_Work to do_
Reproduce all records exactly.

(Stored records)
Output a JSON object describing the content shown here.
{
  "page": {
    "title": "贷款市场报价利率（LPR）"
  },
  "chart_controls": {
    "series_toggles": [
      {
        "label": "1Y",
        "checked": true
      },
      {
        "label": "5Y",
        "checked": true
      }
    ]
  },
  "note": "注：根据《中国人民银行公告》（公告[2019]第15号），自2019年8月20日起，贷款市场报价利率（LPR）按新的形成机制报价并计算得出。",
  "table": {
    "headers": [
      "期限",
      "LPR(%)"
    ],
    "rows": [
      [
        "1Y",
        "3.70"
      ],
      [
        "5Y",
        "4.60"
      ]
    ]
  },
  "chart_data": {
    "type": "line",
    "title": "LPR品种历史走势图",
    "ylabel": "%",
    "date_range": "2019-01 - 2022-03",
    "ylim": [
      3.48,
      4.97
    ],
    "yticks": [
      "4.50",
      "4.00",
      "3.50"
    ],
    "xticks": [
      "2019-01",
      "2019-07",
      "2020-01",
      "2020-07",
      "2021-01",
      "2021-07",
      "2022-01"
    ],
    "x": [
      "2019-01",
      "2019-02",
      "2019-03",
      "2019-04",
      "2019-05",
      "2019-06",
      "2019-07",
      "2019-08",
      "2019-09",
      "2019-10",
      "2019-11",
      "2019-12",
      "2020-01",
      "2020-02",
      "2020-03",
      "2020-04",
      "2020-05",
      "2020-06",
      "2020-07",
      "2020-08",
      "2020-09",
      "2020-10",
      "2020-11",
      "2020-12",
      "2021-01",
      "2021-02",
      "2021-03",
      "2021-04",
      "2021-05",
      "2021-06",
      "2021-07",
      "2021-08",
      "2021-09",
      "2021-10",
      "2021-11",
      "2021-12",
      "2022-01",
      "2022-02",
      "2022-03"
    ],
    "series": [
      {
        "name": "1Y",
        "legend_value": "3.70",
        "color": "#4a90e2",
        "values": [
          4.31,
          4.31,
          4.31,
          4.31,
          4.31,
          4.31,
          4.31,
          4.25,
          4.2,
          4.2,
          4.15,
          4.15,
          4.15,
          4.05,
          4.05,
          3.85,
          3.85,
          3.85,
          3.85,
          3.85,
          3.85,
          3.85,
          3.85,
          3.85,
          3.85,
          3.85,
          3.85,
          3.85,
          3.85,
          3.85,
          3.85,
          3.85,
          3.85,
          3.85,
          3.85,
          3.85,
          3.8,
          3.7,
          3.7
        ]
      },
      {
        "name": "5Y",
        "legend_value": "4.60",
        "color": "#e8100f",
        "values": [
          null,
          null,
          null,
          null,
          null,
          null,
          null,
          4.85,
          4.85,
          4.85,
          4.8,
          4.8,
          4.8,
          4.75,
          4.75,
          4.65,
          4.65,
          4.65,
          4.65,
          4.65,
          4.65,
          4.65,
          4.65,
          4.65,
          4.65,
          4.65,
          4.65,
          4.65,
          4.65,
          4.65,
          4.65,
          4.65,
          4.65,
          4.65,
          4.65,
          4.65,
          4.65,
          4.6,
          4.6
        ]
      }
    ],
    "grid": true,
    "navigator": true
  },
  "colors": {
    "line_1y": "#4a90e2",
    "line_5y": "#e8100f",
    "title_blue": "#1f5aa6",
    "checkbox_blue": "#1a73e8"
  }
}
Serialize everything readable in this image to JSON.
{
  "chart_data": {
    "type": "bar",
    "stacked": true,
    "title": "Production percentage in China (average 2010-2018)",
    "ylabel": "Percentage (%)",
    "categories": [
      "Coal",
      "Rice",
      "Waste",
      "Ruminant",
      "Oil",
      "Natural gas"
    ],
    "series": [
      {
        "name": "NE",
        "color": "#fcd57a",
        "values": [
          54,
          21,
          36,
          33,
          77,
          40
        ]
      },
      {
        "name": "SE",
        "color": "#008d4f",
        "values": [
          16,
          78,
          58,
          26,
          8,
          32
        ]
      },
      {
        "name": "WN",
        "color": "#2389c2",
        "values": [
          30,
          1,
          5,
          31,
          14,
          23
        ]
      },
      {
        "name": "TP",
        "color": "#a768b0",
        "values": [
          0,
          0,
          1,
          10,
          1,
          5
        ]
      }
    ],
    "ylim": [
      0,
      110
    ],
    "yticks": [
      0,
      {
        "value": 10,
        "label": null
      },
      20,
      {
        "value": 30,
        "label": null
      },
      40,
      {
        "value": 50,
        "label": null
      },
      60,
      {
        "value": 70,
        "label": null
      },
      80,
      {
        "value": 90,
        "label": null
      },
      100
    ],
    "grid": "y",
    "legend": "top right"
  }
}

_Output_
Output a JSON object describing the content shown here.
{
  "page": {
    "title": "贷款市场报价利率（LPR）"
  },
  "chart_controls": {
    "series_toggles": [
      {
        "label": "1Y",
        "checked": true
      },
      {
        "label": "5Y",
        "checked": true
      }
    ]
  },
  "note": "注：根据《中国人民银行公告》（公告[2019]第15号），自2019年8月20日起，贷款市场报价利率（LPR）按新的形成机制报价并计算得出。",
  "table": {
    "headers": [
      "期限",
      "LPR(%)"
    ],
    "rows": [
      [
        "1Y",
        "3.70"
      ],
      [
        "5Y",
        "4.60"
      ]
    ]
  },
  "chart_data": {
    "type": "line",
    "title": "LPR品种历史走势图",
    "ylabel": "%",
    "date_range": "2019-01 - 2022-03",
    "ylim": [
      3.48,
      4.97
    ],
    "yticks": [
      "4.50",
      "4.00",
      "3.50"
    ],
    "xticks": [
      "2019-01",
      "2019-07",
      "2020-01",
      "2020-07",
      "2021-01",
      "2021-07",
      "2022-01"
    ],
    "x": [
      "2019-01",
      "2019-02",
      "2019-03",
      "2019-04",
      "2019-05",
      "2019-06",
      "2019-07",
      "2019-08",
      "2019-09",
      "2019-10",
      "2019-11",
      "2019-12",
      "2020-01",
      "2020-02",
      "2020-03",
      "2020-04",
      "2020-05",
      "2020-06",
      "2020-07",
      "2020-08",
      "2020-09",
      "2020-10",
      "2020-11",
      "2020-12",
      "2021-01",
      "2021-02",
      "2021-03",
      "2021-04",
      "2021-05",
      "2021-06",
      "2021-07",
      "2021-08",
      "2021-09",
      "2021-10",
      "2021-11",
      "2021-12",
      "2022-01",
      "2022-02",
      "2022-03"
    ],
    "series": [
      {
        "name": "1Y",
        "legend_value": "3.70",
        "color": "#4a90e2",
        "values": [
          4.31,
          4.31,
          4.31,
          4.31,
          4.31,
          4.31,
          4.31,
          4.25,
          4.2,
          4.2,
          4.15,
          4.15,
          4.15,
          4.05,
          4.05,
          3.85,
          3.85,
          3.85,
          3.85,
          3.85,
          3.85,
          3.85,
          3.85,
          3.85,
          3.85,
          3.85,
          3.85,
          3.85,
          3.85,
          3.85,
          3.85,
          3.85,
          3.85,
          3.85,
          3.85,
          3.85,
          3.8,
          3.7,
          3.7
        ]
      },
      {
        "name": "5Y",
        "legend_value": "4.60",
        "color": "#e8100f",
        "values": [
          null,
          null,
          null,
          null,
          null,
          null,
          null,
          4.85,
          4.85,
          4.85,
          4.8,
          4.8,
          4.8,
          4.75,
          4.75,
          4.65,
          4.65,
          4.65,
          4.65,
          4.65,
          4.65,
          4.65,
          4.65,
          4.65,
          4.65,
          4.65,
          4.65,
          4.65,
          4.65,
          4.65,
          4.65,
          4.65,
          4.65,
          4.65,
          4.65,
          4.65,
          4.65,
          4.6,
          4.6
        ]
      }
    ],
    "grid": true,
    "navigator": true
  },
  "colors": {
    "line_1y": "#4a90e2",
    "line_5y": "#e8100f",
    "title_blue": "#1f5aa6",
    "checkbox_blue": "#1a73e8"
  }
}
Serialize everything readable in this image to JSON.
{
  "chart_data": {
    "type": "bar",
    "stacked": true,
    "title": "Production percentage in China (average 2010-2018)",
    "ylabel": "Percentage (%)",
    "categories": [
      "Coal",
      "Rice",
      "Waste",
      "Ruminant",
      "Oil",
      "Natural gas"
    ],
    "series": [
      {
        "name": "NE",
        "color": "#fcd57a",
        "values": [
          54,
          21,
          36,
          33,
          77,
          40
        ]
      },
      {
        "name": "SE",
        "color": "#008d4f",
        "values": [
          16,
          78,
          58,
          26,
          8,
          32
        ]
      },
      {
        "name": "WN",
        "color": "#2389c2",
        "values": [
          30,
          1,
          5,
          31,
          14,
          23
        ]
      },
      {
        "name": "TP",
        "color": "#a768b0",
        "values": [
          0,
          0,
          1,
          10,
          1,
          5
        ]
      }
    ],
    "ylim": [
      0,
      110
    ],
    "yticks": [
      0,
      {
        "value": 10,
        "label": null
      },
      20,
      {
        "value": 30,
        "label": null
      },
      40,
      {
        "value": 50,
        "label": null
      },
      60,
      {
        "value": 70,
        "label": null
      },
      80,
      {
        "value": 90,
        "label": null
      },
      100
    ],
    "grid": "y",
    "legend": "top right"
  }
}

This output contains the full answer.